THE REQUEST: Using the listing below, please gather every line containing the word "time".

[Dataset excerpts]
━━━━━━━━━━━━━━━━━━━━━━━━━━━━━━
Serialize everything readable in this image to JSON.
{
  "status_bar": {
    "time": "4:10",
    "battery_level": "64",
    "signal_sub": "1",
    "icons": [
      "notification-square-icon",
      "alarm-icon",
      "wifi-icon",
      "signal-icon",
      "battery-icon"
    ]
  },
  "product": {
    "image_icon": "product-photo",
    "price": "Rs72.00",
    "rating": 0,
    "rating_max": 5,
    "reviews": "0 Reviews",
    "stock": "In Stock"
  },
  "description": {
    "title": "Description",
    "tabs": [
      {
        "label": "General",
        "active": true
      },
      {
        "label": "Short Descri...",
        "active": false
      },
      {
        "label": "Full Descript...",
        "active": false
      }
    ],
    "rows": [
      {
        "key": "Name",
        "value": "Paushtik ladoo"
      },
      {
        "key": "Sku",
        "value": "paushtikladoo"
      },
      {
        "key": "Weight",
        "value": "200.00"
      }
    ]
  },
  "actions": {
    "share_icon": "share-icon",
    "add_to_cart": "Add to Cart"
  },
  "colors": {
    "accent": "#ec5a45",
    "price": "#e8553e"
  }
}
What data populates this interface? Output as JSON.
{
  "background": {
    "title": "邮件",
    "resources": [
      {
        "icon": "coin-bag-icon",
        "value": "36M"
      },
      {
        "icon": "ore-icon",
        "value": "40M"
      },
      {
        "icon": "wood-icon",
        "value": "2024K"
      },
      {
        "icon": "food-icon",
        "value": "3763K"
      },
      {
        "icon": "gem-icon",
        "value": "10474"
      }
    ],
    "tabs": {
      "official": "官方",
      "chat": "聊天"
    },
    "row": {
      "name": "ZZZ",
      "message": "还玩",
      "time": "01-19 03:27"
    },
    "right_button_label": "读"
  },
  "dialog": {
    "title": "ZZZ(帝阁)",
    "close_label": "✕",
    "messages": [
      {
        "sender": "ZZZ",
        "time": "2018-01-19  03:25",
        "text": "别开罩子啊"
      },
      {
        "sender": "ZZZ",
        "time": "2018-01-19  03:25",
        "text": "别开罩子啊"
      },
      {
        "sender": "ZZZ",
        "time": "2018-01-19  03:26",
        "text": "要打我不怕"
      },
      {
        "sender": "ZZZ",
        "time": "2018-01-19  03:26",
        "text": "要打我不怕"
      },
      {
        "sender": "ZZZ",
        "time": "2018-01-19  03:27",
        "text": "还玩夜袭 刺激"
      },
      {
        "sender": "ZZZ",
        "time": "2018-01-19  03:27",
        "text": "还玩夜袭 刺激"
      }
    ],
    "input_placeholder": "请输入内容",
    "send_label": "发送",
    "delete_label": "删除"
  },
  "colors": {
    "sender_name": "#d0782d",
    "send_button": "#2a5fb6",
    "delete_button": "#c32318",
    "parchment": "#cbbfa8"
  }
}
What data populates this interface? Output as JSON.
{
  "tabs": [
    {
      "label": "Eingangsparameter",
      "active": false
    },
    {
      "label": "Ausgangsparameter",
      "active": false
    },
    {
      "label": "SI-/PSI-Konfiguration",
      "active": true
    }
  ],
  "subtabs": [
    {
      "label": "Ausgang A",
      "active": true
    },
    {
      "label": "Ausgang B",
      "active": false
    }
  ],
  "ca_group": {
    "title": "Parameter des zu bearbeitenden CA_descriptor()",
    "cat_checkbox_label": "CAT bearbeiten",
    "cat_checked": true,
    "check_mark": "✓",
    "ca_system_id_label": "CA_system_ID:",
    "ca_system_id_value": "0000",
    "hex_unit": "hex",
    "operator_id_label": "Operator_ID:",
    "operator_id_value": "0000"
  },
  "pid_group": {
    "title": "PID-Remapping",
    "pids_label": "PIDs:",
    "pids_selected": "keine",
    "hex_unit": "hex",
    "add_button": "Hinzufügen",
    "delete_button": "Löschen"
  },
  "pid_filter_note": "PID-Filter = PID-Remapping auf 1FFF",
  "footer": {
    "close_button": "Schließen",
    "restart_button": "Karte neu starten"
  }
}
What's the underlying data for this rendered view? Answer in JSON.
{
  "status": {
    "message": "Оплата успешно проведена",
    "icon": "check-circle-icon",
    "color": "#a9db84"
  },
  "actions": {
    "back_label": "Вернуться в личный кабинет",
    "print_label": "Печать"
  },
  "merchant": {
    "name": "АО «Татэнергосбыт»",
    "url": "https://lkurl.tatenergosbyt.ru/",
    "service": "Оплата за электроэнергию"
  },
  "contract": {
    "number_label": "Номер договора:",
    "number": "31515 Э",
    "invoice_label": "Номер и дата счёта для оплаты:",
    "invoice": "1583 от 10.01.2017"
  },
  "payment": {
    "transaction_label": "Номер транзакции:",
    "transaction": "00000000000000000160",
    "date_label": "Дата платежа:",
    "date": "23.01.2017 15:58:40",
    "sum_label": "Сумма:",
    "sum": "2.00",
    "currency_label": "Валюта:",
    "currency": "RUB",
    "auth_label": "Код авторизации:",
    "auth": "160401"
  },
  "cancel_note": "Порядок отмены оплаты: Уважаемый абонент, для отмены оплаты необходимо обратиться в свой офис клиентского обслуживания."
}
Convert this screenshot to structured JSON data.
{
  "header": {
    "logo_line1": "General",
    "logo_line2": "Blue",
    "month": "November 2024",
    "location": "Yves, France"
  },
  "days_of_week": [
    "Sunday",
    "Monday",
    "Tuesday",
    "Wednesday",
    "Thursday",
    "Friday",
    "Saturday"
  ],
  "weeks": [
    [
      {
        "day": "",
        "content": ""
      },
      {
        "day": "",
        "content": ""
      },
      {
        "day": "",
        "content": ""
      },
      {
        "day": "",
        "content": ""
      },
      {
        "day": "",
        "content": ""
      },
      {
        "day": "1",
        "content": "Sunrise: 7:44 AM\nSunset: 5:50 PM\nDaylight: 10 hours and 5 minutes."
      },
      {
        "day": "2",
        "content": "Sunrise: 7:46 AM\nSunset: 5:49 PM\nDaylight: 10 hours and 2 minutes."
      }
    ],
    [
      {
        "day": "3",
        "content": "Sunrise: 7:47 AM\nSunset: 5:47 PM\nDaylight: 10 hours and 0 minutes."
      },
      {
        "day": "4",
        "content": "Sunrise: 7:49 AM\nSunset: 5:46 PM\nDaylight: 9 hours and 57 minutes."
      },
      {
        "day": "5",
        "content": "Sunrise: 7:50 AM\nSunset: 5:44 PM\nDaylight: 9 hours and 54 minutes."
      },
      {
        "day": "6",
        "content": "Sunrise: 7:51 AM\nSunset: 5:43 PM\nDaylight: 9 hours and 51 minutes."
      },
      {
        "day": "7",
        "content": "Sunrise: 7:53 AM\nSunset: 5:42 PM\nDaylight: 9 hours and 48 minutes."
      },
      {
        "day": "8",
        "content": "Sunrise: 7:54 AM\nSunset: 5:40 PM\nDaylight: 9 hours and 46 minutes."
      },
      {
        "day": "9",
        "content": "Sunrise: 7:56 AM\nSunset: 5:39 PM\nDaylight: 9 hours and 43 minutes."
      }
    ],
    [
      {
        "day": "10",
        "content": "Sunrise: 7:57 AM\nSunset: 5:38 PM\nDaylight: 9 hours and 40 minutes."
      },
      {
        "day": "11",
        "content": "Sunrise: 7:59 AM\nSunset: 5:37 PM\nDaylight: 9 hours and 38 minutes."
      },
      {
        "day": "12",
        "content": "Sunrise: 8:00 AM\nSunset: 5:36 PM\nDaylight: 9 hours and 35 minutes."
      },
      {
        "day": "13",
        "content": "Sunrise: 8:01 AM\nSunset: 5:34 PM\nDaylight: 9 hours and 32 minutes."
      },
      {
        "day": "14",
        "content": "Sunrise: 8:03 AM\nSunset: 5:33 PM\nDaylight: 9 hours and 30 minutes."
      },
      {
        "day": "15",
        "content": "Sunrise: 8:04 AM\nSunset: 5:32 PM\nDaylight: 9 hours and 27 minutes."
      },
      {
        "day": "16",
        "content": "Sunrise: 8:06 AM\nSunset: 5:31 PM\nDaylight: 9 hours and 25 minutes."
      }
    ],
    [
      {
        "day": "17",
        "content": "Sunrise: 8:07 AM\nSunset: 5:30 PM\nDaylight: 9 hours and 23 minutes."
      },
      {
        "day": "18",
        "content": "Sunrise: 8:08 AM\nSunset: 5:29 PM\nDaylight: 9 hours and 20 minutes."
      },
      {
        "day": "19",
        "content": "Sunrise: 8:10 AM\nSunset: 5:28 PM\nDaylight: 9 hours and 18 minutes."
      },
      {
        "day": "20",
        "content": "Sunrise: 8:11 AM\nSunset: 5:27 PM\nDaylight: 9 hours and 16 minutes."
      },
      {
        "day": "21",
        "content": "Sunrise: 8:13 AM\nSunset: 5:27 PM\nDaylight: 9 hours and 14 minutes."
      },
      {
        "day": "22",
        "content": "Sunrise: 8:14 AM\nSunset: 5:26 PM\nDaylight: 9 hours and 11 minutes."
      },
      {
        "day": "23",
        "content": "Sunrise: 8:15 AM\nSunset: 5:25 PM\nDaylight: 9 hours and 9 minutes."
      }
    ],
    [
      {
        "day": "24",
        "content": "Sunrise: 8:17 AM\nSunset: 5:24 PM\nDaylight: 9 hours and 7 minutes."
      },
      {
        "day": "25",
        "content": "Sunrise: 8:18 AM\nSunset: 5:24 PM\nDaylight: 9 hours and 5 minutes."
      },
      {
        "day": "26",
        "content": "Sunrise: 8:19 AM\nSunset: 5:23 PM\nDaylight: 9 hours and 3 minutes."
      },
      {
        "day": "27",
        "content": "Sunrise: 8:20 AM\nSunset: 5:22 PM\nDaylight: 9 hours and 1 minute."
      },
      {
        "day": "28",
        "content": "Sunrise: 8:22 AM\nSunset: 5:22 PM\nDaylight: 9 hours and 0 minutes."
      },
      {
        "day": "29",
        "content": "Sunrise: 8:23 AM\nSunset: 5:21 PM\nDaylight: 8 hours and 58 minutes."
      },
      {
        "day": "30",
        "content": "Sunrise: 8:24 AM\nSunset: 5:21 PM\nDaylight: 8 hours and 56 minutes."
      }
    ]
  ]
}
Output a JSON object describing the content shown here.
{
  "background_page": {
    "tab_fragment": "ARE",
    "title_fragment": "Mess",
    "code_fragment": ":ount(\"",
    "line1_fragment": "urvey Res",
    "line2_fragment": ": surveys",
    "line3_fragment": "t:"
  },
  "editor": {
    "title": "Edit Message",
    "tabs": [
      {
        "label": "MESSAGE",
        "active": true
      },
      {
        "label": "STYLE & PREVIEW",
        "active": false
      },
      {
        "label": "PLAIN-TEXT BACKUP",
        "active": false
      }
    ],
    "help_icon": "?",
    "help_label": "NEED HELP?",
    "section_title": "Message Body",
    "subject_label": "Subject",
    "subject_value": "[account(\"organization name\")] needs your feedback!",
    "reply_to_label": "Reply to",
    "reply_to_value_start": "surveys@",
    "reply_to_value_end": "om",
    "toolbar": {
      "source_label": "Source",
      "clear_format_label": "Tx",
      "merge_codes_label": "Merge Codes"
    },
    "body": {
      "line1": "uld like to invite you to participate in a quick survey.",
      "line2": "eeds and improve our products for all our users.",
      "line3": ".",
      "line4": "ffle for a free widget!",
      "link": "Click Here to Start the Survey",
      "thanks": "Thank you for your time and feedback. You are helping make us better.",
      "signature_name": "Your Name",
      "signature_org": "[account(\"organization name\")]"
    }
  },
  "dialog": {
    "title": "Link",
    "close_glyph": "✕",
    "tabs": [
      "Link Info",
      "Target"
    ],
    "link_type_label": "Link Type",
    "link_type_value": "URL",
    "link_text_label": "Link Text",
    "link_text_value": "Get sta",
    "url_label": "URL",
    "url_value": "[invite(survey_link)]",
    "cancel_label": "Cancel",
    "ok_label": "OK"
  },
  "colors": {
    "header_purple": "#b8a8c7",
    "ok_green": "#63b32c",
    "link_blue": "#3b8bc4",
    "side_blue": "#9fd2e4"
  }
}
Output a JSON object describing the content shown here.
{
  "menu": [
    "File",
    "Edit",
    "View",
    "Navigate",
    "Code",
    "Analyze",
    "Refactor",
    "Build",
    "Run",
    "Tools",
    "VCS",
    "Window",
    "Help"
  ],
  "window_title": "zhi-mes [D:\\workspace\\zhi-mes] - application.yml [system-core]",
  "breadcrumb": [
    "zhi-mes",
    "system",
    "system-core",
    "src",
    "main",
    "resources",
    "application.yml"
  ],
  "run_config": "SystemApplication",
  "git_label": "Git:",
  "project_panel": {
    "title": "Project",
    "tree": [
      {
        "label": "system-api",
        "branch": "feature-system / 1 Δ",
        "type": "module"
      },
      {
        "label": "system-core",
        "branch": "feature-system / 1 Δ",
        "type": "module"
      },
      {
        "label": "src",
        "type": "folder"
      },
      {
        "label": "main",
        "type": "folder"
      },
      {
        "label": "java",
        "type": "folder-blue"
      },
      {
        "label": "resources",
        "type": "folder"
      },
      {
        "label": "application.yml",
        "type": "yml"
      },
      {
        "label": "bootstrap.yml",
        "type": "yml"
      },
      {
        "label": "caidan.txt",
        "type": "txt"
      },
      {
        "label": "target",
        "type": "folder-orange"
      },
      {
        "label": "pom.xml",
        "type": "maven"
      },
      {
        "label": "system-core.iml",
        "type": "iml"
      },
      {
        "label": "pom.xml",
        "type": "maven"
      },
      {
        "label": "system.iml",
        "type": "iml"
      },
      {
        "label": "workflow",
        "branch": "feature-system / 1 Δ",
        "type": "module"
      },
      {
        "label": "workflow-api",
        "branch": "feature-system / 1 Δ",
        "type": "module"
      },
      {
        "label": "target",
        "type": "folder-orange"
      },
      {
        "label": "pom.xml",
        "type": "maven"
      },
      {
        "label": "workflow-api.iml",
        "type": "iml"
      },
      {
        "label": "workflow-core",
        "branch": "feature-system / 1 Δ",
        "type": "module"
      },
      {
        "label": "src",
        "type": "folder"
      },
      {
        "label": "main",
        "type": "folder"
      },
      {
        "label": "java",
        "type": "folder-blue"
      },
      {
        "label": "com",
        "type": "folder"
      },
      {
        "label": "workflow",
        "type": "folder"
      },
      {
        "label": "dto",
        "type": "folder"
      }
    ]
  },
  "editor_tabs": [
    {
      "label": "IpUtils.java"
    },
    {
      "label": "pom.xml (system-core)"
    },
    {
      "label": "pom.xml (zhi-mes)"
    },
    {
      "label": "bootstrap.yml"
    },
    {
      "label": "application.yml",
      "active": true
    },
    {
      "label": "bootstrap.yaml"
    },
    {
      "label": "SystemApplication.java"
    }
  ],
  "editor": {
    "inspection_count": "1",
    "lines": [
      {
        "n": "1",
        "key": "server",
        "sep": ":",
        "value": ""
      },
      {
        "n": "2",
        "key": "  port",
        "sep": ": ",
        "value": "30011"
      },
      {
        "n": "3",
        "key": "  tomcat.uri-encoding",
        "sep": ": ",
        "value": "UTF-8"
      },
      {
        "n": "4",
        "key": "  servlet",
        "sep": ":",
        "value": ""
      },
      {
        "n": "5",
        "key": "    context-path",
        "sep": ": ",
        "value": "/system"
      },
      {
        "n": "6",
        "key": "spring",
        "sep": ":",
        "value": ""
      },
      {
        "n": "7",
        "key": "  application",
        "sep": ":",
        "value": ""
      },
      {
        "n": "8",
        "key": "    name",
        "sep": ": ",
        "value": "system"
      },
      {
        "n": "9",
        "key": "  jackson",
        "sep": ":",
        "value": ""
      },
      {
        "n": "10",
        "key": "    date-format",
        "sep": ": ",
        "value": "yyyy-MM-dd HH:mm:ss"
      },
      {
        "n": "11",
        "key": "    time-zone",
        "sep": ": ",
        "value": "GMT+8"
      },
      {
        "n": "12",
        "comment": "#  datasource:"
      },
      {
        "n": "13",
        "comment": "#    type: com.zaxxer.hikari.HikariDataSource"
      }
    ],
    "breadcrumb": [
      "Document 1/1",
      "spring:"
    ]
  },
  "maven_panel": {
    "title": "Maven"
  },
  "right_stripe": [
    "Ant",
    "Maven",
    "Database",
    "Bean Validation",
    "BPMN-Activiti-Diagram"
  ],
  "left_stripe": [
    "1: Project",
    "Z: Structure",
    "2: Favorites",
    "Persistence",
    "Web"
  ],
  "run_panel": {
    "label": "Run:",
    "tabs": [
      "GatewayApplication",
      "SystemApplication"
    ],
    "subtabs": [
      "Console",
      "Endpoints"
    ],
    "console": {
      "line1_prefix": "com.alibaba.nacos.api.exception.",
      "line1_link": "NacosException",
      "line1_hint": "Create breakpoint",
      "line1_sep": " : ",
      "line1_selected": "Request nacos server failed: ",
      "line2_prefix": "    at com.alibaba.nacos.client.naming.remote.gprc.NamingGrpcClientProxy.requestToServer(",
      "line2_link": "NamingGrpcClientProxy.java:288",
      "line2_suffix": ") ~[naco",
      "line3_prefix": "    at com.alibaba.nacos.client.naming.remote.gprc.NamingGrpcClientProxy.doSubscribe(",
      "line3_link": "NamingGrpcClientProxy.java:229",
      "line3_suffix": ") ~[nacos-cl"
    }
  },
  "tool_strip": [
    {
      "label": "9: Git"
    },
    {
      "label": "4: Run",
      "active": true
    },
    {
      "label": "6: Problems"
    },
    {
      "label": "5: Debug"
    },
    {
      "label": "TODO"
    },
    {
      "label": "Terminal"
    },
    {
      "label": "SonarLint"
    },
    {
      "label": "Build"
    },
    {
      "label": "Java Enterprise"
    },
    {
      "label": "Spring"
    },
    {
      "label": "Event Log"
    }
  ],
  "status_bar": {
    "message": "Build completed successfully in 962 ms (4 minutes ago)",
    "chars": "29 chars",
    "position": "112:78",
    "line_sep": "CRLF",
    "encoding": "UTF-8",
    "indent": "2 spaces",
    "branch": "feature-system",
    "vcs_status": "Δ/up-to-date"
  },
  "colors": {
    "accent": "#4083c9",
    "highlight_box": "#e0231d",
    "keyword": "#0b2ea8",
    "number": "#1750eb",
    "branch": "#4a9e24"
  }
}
━━━━━━━━━━━━━━━━━━━━━━━━━━━━━━
COMPLETE RESPONSE:
    "time": "4:10",
      "time": "01-19 03:27"
        "time": "2018-01-19  03:25",
        "time": "2018-01-19  03:25",
        "time": "2018-01-19  03:26",
        "time": "2018-01-19  03:26",
        "time": "2018-01-19  03:27",
        "time": "2018-01-19  03:27",
      "thanks": "Thank you for your time and feedback. You are helping make us better.",
        "key": "    time-zone",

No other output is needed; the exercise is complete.